- [Selected excerpt]
▼

Coxall is working with the CIC on developing an ‘evidence pack’ for clinics to disseminate to patients including information on their prescription and guidance for both the individual and the police on what to do should they find themselves in this situation.
“This will hopefully prevent it from going to arrest and any charges being made,” he added.
Key recommendations for cannabis driving laws
The CIC has also put forward a number of recommendations which it is calling on regulators, law enforcement and the cannabis industry to implement ‘urgently’.
These are as follows:
- Standardise medical cannabis and driving guidelines (Road Traffic Act 1988) to focus on impairment rather than the “illegal drugs, accidental exposure, zero tolerance” threshold limit.
- Continue to use the Field Impairment Test (FIT) as the method of identifying impairment, as THC concentration in blood and saliva are inconsistent markers.
- Standardise the driving warnings around impairment on medical cannabis product labelling.
- Review the consistency and effectiveness of communication to medical cannabis patients around their statutory rights, and put plans in place to improve it.
- Review the consistency and effectiveness of law enforcement training around the legalisation of medical cannabis and patients’ statutory rights and put plans in place to improve it.
- Review the consistency and effectiveness of safe driving communication to CBPM prescribers and put plans in place to improve it.
Report author, Frances Crewdson of Ananda Developments, commented: “It is highly concerning that vulnerable patients are being put at risk of losing their licence or even criminalisation due to outdated and contradictory legislation.
“The Cannabis Industry Council is calling on the Government to urgently review the anomalies within the Road Traffic Act to uphold the basic rights of medical cannabis patients.”
Chair of the CIC Standards Working Group Elisabetta Faenza added: “The current situation for medical cannabis patients who need to drive is a complete minefield. The Cannabis Industry Council will be working with industry partners to develop guidance and support for patients and prescribers.”
The report was developed by the CIC’s Standards Working Group, with notable contributions from Frances Crewdson, Guy Coxall (Seed our Future), Kirsty Morrison (Cancard), and Dr Callie Seaman (Aqualabs).
What do current guidelines say about medical cannabis and driving?
Last year the Department for Transport published a report on medical cannabis and road safety, in which it set out the guidelines.

▲

- [Records shown]
▼

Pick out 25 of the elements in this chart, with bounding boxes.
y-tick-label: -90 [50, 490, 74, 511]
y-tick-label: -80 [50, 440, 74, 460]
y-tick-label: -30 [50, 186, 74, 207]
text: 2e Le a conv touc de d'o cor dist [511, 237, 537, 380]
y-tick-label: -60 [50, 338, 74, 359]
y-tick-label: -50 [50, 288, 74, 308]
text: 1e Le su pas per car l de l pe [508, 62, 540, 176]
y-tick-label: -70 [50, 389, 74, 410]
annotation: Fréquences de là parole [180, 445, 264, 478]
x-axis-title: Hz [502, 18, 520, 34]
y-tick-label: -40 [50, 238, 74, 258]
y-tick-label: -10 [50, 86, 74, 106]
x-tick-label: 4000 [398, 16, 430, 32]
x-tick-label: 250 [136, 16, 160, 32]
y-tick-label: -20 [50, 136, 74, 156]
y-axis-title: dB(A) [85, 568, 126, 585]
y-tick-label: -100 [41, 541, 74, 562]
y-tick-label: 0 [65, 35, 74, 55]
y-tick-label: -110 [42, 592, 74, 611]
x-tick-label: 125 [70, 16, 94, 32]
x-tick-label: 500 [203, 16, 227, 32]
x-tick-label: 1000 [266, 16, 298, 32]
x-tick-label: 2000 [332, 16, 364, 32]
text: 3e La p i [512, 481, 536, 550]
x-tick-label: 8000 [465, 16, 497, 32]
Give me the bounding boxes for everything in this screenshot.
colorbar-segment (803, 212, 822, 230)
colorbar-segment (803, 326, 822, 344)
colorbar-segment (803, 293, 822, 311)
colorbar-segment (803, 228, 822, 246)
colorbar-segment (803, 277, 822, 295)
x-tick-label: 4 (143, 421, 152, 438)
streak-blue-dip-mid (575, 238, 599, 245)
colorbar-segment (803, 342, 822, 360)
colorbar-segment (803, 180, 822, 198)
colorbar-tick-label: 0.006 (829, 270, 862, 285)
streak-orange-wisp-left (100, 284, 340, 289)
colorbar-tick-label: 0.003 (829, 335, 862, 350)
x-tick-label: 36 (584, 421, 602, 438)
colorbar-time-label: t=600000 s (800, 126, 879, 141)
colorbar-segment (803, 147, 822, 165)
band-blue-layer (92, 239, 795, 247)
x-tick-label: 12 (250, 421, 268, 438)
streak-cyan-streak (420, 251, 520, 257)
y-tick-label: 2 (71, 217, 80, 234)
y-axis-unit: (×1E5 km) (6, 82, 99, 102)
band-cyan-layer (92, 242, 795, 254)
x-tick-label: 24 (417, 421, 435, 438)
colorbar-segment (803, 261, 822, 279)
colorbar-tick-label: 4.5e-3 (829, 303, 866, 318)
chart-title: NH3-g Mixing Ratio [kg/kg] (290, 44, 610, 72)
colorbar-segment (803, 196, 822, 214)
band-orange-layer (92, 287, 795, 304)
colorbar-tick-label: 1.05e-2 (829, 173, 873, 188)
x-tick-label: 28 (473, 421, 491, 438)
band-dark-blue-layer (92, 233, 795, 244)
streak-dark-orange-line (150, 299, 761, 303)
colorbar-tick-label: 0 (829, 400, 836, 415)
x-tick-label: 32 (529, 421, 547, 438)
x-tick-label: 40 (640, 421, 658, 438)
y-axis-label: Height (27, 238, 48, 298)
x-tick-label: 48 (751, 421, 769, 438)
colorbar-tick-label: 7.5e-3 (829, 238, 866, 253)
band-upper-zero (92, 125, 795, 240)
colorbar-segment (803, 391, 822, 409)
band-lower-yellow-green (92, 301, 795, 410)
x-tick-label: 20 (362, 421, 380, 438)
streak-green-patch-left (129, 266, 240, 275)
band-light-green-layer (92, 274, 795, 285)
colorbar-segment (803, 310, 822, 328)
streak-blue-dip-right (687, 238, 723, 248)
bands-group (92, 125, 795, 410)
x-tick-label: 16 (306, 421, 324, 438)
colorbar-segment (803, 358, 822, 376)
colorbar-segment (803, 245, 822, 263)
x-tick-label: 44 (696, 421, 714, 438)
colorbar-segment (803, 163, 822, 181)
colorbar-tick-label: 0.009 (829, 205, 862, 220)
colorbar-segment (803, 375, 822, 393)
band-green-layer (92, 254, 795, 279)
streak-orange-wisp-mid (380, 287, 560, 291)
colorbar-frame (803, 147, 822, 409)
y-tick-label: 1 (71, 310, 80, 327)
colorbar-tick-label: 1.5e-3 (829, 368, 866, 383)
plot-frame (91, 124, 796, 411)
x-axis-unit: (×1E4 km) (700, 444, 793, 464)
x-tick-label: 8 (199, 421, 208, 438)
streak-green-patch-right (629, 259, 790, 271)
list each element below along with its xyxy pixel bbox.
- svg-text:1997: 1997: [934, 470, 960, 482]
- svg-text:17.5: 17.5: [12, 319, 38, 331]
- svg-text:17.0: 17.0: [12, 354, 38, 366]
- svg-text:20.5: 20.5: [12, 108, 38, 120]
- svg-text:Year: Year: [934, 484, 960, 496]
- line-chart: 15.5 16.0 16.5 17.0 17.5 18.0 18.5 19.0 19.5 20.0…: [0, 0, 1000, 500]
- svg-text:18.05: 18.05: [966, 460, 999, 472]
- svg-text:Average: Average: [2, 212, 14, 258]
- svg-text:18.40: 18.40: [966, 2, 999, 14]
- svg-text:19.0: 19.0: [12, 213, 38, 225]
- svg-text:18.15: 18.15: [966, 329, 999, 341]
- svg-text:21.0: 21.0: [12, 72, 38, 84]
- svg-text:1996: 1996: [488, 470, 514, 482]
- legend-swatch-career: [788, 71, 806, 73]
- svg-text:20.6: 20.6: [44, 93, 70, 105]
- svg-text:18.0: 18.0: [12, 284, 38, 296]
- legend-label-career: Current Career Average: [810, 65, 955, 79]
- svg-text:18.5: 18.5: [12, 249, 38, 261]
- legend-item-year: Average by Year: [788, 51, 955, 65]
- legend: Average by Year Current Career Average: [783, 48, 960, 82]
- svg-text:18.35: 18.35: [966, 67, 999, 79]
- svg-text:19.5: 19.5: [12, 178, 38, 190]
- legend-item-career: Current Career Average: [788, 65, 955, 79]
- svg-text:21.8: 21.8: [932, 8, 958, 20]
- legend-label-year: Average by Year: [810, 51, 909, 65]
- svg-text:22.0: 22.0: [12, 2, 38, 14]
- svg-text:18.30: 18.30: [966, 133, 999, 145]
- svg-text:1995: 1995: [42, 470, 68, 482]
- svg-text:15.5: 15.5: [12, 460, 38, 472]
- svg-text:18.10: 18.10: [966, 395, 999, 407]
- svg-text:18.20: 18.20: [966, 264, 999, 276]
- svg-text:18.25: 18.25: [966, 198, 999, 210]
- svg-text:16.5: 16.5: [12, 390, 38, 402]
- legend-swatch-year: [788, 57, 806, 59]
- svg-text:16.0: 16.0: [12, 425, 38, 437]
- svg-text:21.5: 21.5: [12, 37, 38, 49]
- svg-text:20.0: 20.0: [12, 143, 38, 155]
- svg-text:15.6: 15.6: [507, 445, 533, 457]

▲

- [Task directions] In the text on medical cannabis and driving, set down word for word the passage that starts at "Coxall is working" and ends after "in this situation.".

- [Solution for this task]
Coxall is working with the CIC on developing an ‘evidence pack’ for clinics to disseminate to patients including information on their prescription and guidance for both the individual and the police on what to do should they find themselves in this situation.